To be done —
Every line that contains the word "Accessory" should be copied.

::: Material for this exercise :::

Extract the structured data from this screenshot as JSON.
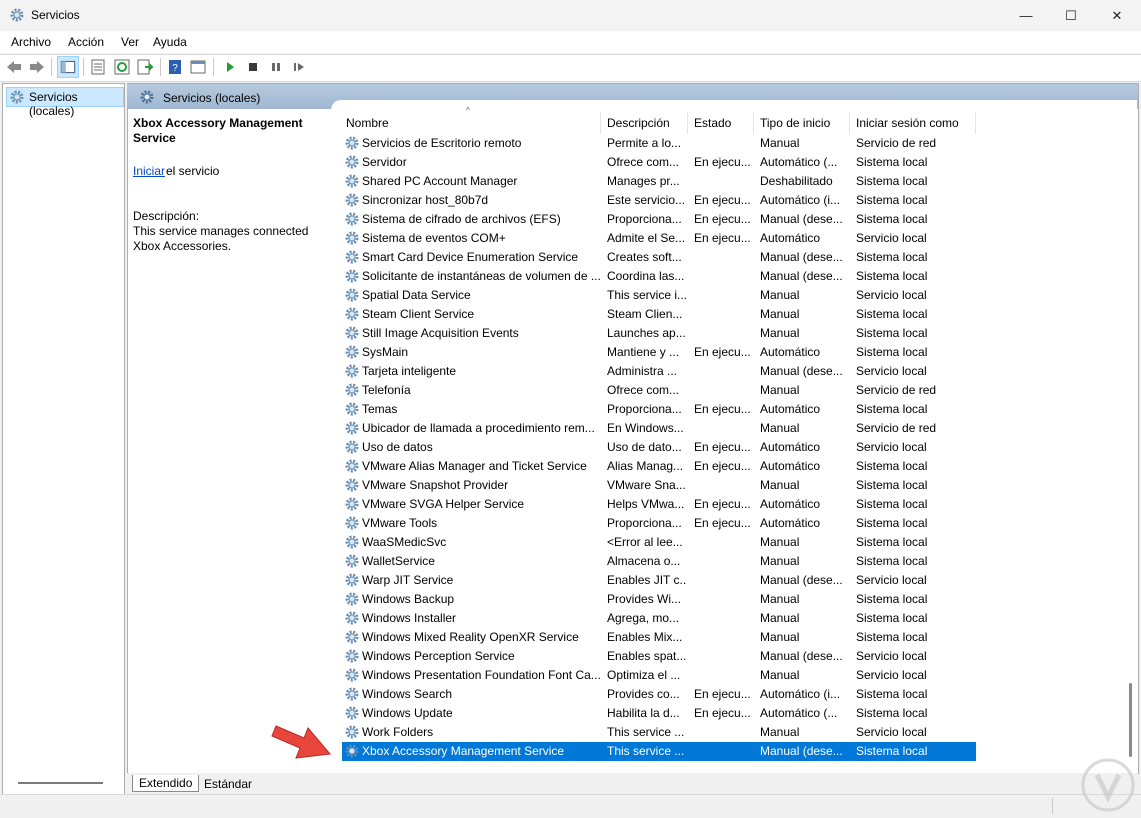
{
  "window": {
    "title": "Servicios",
    "controls": {
      "minimize": "—",
      "maximize": "☐",
      "close": "✕"
    }
  },
  "menu": [
    "Archivo",
    "Acción",
    "Ver",
    "Ayuda"
  ],
  "tree": {
    "item": "Servicios (locales)"
  },
  "panel": {
    "title": "Servicios (locales)",
    "selected_name": "Xbox Accessory Management Service",
    "start_link": "Iniciar",
    "start_rest": " el servicio",
    "description_label": "Descripción:",
    "description_text": "This service manages connected Xbox Accessories."
  },
  "table": {
    "columns": [
      "Nombre",
      "Descripción",
      "Estado",
      "Tipo de inicio",
      "Iniciar sesión como"
    ],
    "rows": [
      [
        "Servicios de Escritorio remoto",
        "Permite a lo...",
        "",
        "Manual",
        "Servicio de red"
      ],
      [
        "Servidor",
        "Ofrece com...",
        "En ejecu...",
        "Automático (...",
        "Sistema local"
      ],
      [
        "Shared PC Account Manager",
        "Manages pr...",
        "",
        "Deshabilitado",
        "Sistema local"
      ],
      [
        "Sincronizar host_80b7d",
        "Este servicio...",
        "En ejecu...",
        "Automático (i...",
        "Sistema local"
      ],
      [
        "Sistema de cifrado de archivos (EFS)",
        "Proporciona...",
        "En ejecu...",
        "Manual (dese...",
        "Sistema local"
      ],
      [
        "Sistema de eventos COM+",
        "Admite el Se...",
        "En ejecu...",
        "Automático",
        "Servicio local"
      ],
      [
        "Smart Card Device Enumeration Service",
        "Creates soft...",
        "",
        "Manual (dese...",
        "Sistema local"
      ],
      [
        "Solicitante de instantáneas de volumen de ...",
        "Coordina las...",
        "",
        "Manual (dese...",
        "Sistema local"
      ],
      [
        "Spatial Data Service",
        "This service i...",
        "",
        "Manual",
        "Servicio local"
      ],
      [
        "Steam Client Service",
        "Steam Clien...",
        "",
        "Manual",
        "Sistema local"
      ],
      [
        "Still Image Acquisition Events",
        "Launches ap...",
        "",
        "Manual",
        "Sistema local"
      ],
      [
        "SysMain",
        "Mantiene y ...",
        "En ejecu...",
        "Automático",
        "Sistema local"
      ],
      [
        "Tarjeta inteligente",
        "Administra ...",
        "",
        "Manual (dese...",
        "Servicio local"
      ],
      [
        "Telefonía",
        "Ofrece com...",
        "",
        "Manual",
        "Servicio de red"
      ],
      [
        "Temas",
        "Proporciona...",
        "En ejecu...",
        "Automático",
        "Sistema local"
      ],
      [
        "Ubicador de llamada a procedimiento rem...",
        "En Windows...",
        "",
        "Manual",
        "Servicio de red"
      ],
      [
        "Uso de datos",
        "Uso de dato...",
        "En ejecu...",
        "Automático",
        "Servicio local"
      ],
      [
        "VMware Alias Manager and Ticket Service",
        "Alias Manag...",
        "En ejecu...",
        "Automático",
        "Sistema local"
      ],
      [
        "VMware Snapshot Provider",
        "VMware Sna...",
        "",
        "Manual",
        "Sistema local"
      ],
      [
        "VMware SVGA Helper Service",
        "Helps VMwa...",
        "En ejecu...",
        "Automático",
        "Sistema local"
      ],
      [
        "VMware Tools",
        "Proporciona...",
        "En ejecu...",
        "Automático",
        "Sistema local"
      ],
      [
        "WaaSMedicSvc",
        "<Error al lee...",
        "",
        "Manual",
        "Sistema local"
      ],
      [
        "WalletService",
        "Almacena o...",
        "",
        "Manual",
        "Sistema local"
      ],
      [
        "Warp JIT Service",
        "Enables JIT c...",
        "",
        "Manual (dese...",
        "Servicio local"
      ],
      [
        "Windows Backup",
        "Provides Wi...",
        "",
        "Manual",
        "Sistema local"
      ],
      [
        "Windows Installer",
        "Agrega, mo...",
        "",
        "Manual",
        "Sistema local"
      ],
      [
        "Windows Mixed Reality OpenXR Service",
        "Enables Mix...",
        "",
        "Manual",
        "Sistema local"
      ],
      [
        "Windows Perception Service",
        "Enables spat...",
        "",
        "Manual (dese...",
        "Servicio local"
      ],
      [
        "Windows Presentation Foundation Font Ca...",
        "Optimiza el ...",
        "",
        "Manual",
        "Servicio local"
      ],
      [
        "Windows Search",
        "Provides co...",
        "En ejecu...",
        "Automático (i...",
        "Sistema local"
      ],
      [
        "Windows Update",
        "Habilita la d...",
        "En ejecu...",
        "Automático (...",
        "Sistema local"
      ],
      [
        "Work Folders",
        "This service ...",
        "",
        "Manual",
        "Servicio local"
      ],
      [
        "Xbox Accessory Management Service",
        "This service ...",
        "",
        "Manual (dese...",
        "Sistema local"
      ]
    ],
    "selected_row": 32
  },
  "tabs": [
    "Extendido",
    "Estándar"
  ],
  "colors": {
    "selection": "#0078d7",
    "panel_header": "#a9bfd8",
    "arrow": "#e8453c"
  }
}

:::

Written response —
    "selected_name": "Xbox Accessory Management Service",
        "Xbox Accessory Management Service",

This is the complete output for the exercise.